Data records

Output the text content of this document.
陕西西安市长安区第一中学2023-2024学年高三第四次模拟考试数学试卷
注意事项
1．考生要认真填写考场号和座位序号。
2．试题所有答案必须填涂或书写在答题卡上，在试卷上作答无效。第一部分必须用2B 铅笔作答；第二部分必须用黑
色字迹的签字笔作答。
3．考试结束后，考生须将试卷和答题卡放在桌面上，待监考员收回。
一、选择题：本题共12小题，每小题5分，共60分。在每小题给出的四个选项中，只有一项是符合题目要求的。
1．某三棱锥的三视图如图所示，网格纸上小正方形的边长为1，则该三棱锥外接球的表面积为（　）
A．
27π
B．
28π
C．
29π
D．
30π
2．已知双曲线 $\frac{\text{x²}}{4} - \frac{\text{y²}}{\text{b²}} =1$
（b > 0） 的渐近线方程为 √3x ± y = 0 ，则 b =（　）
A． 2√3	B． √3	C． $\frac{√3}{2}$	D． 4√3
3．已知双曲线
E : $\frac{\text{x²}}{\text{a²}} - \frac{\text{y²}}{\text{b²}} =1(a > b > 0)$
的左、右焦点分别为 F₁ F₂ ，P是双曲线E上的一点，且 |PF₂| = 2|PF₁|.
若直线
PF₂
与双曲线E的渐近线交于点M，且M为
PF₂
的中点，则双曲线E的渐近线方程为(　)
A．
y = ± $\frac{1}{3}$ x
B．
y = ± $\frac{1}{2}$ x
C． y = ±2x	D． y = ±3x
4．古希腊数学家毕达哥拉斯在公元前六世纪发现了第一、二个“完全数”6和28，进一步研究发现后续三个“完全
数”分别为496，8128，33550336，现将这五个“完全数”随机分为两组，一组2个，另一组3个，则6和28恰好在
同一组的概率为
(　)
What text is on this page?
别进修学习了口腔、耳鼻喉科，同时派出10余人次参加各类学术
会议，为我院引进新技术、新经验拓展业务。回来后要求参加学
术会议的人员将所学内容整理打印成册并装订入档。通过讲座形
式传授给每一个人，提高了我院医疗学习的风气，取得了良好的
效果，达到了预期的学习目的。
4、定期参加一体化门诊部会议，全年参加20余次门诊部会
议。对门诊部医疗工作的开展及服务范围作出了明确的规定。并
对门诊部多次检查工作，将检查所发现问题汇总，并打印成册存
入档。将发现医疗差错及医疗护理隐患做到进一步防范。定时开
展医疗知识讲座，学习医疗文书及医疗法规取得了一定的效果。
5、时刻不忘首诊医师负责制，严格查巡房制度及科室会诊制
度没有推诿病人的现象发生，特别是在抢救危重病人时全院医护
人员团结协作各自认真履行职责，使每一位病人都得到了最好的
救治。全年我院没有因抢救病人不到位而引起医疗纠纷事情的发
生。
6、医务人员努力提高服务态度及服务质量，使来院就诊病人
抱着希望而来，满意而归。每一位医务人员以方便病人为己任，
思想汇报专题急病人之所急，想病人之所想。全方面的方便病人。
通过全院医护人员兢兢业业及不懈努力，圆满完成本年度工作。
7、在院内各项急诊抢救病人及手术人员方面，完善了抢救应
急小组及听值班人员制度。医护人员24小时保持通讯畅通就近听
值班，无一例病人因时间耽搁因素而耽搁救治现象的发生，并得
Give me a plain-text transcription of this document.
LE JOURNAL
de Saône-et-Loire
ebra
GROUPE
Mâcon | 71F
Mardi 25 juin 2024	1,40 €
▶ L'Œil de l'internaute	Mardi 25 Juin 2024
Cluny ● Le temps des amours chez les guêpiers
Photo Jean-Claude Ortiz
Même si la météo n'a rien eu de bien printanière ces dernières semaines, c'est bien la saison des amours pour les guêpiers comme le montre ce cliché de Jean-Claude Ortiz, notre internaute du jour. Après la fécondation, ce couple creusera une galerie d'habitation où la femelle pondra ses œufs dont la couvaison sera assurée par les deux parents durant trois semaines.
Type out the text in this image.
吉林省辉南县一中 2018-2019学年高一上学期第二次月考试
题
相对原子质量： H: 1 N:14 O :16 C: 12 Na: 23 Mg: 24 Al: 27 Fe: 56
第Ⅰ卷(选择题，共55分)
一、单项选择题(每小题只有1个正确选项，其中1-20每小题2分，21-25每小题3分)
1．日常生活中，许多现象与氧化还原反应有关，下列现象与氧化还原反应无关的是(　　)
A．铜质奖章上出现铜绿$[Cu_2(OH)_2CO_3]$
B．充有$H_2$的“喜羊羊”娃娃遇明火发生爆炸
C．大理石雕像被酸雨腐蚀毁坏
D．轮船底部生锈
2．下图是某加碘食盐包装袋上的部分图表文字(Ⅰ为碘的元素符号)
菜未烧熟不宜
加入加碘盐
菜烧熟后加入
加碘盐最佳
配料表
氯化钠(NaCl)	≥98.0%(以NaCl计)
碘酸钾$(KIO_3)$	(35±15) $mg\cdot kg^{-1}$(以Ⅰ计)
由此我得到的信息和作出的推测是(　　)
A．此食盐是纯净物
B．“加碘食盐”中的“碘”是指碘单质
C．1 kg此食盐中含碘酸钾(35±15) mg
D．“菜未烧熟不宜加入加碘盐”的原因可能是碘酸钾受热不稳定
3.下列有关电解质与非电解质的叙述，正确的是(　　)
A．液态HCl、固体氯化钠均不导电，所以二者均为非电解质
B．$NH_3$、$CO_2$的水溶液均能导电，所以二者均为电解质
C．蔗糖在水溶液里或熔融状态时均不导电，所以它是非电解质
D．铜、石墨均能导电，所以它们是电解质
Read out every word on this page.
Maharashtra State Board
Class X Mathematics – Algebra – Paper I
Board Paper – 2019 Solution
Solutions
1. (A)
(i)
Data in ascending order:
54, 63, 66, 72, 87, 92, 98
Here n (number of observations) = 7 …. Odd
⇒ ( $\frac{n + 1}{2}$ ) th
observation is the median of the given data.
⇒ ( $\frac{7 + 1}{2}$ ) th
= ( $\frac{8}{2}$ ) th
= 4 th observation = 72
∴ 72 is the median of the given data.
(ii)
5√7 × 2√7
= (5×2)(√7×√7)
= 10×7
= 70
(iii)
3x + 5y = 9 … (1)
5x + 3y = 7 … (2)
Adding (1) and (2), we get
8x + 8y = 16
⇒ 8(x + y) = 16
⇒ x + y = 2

◆ What you are asked to do ◆
Find every line in the records that contains the word "page"; copy those lines.

◆ Correct output ◆
What text is on this page?
Read out every word on this page.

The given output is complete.